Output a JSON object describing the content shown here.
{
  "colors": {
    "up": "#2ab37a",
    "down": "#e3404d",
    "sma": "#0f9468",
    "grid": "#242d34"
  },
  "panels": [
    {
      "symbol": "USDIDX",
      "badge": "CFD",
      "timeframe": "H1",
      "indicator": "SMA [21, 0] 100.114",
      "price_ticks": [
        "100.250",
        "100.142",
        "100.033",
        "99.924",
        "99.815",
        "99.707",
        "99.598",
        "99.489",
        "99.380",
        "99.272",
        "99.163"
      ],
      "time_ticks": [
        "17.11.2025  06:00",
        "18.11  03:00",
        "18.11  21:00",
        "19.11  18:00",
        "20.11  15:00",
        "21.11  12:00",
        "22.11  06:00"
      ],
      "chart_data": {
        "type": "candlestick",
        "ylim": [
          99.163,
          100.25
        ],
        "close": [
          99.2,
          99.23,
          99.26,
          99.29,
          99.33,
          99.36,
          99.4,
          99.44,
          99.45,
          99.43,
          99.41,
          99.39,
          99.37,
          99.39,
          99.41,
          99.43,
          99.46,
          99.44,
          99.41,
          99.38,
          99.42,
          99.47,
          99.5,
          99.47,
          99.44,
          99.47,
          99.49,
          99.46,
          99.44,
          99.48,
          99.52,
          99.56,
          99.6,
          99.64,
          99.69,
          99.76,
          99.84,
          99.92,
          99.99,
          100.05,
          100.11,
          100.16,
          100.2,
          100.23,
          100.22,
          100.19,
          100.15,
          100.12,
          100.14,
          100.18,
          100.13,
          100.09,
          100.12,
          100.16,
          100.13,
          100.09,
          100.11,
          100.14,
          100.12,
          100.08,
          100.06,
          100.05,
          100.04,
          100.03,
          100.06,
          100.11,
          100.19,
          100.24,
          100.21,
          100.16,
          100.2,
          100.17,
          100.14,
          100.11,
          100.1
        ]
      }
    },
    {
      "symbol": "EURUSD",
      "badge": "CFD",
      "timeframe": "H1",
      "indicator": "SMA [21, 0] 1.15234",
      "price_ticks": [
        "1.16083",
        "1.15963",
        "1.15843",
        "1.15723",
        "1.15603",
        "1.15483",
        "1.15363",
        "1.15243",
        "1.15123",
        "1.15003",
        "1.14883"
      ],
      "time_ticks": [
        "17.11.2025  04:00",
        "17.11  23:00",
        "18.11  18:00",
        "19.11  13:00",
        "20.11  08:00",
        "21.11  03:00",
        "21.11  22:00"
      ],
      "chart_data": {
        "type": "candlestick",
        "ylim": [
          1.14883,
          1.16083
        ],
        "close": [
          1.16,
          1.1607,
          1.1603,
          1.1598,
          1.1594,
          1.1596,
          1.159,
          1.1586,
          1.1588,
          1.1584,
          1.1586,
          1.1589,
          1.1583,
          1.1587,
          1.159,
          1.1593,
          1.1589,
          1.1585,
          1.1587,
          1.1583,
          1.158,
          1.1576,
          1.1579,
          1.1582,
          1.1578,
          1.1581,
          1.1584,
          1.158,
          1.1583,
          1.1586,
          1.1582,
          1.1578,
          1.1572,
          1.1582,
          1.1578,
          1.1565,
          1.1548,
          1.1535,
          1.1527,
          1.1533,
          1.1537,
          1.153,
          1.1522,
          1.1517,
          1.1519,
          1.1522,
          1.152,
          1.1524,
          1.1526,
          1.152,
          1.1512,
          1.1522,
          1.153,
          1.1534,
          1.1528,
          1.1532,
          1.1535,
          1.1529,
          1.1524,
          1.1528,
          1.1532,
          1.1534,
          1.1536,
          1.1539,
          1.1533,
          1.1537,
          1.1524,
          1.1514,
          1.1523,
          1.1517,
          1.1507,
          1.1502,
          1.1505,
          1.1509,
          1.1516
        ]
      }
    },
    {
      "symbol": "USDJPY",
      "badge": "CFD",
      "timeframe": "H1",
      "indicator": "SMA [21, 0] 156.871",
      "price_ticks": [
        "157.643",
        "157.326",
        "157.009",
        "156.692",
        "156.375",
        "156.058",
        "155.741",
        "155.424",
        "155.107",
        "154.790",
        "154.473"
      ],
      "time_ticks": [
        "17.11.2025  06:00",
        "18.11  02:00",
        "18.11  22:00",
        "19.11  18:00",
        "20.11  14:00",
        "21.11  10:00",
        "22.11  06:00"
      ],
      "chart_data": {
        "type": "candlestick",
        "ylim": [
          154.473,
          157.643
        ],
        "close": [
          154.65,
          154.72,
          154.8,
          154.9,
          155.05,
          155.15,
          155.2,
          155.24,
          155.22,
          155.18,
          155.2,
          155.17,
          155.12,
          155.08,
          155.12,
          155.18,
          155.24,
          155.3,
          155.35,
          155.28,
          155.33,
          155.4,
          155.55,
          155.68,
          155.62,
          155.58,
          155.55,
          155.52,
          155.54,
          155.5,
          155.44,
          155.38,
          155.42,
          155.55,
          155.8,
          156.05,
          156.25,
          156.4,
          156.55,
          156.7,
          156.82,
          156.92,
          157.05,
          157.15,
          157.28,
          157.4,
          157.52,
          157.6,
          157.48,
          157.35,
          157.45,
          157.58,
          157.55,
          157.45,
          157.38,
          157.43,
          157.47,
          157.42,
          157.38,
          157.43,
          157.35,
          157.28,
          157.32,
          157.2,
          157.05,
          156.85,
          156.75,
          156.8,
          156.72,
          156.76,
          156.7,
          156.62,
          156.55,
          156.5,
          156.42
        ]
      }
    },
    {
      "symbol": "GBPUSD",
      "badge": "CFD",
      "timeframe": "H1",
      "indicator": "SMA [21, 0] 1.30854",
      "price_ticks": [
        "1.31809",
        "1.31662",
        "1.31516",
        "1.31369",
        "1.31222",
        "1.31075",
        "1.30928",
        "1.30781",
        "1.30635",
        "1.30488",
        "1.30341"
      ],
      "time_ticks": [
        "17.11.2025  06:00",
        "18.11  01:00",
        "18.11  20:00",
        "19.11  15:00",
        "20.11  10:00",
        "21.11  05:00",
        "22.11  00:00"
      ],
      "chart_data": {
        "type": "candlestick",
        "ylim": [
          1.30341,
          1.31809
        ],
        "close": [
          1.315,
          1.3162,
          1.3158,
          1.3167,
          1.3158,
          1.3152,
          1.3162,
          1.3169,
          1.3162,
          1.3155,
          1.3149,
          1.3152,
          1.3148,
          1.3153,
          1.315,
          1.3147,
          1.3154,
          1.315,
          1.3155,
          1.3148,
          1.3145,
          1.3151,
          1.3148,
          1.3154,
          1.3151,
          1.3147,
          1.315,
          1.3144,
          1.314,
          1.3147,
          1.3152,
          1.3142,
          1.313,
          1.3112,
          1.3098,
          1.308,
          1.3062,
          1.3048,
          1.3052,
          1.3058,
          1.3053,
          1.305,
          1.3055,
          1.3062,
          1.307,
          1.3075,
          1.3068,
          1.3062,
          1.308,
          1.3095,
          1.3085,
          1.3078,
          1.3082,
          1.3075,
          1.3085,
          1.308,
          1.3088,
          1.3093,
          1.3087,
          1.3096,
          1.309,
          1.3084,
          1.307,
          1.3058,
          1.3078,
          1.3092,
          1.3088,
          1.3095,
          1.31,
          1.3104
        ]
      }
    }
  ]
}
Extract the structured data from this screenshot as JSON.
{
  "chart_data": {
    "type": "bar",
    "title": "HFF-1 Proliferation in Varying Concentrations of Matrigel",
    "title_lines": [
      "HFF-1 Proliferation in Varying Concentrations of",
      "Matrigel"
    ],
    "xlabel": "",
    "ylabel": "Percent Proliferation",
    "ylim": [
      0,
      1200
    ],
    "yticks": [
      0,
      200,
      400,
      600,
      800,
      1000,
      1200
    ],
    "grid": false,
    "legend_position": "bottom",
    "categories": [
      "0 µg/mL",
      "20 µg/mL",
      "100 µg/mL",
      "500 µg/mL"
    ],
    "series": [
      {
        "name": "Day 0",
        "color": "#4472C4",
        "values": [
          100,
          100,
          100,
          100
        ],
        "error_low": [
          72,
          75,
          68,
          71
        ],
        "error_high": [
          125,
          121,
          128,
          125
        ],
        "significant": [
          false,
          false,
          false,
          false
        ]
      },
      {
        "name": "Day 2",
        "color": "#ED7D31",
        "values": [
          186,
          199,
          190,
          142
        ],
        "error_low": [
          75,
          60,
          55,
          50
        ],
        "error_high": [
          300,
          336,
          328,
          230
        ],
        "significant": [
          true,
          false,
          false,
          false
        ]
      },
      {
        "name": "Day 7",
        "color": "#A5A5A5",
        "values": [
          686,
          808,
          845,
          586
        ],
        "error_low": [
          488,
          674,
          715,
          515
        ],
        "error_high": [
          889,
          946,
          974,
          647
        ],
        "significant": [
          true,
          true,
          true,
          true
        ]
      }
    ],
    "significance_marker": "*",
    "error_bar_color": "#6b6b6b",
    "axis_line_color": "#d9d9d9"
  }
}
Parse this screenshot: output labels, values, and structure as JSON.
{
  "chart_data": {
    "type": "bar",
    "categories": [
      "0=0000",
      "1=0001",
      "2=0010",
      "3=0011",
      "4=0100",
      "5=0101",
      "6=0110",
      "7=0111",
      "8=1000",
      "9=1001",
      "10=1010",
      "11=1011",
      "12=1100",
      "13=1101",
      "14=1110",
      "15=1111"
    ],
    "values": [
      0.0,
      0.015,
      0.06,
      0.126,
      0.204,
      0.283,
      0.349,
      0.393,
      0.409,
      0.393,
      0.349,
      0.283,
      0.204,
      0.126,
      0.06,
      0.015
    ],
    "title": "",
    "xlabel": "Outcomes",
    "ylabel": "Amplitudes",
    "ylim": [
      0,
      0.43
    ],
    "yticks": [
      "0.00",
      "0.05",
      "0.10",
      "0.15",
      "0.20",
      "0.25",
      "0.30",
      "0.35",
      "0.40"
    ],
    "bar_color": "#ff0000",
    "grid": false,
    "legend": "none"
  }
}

______

- _SHORT PROBLEM_: Count how many lines of the material hold the string "ylabel". Give the number and nothing more.

- _OUTPUT OF THE TASK_: 2